Requirements -
In your copy, reproduce the entries exactly as they are, minus the images.

Information shown -

◇ ◇ ◇

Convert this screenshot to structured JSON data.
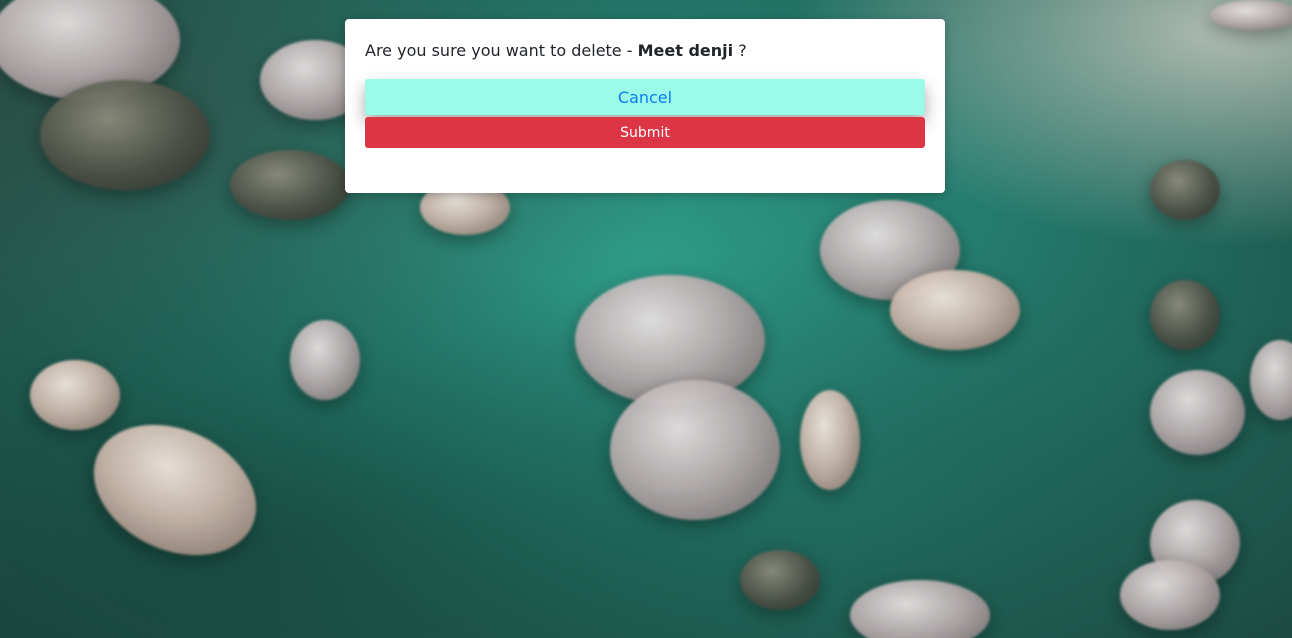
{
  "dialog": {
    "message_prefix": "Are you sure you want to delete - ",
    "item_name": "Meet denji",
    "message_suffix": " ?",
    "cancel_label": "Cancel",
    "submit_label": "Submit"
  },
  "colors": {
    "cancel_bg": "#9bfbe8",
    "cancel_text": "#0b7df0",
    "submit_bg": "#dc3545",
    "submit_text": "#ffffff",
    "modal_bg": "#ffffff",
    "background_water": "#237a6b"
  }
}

◇ ◇ ◇

The response -
Convert this screenshot to structured JSON data.
{
  "dialog": {
    "message_prefix": "Are you sure you want to delete - ",
    "item_name": "Meet denji",
    "message_suffix": " ?",
    "cancel_label": "Cancel",
    "submit_label": "Submit"
  },
  "colors": {
    "cancel_bg": "#9bfbe8",
    "cancel_text": "#0b7df0",
    "submit_bg": "#dc3545",
    "submit_text": "#ffffff",
    "modal_bg": "#ffffff",
    "background_water": "#237a6b"
  }
}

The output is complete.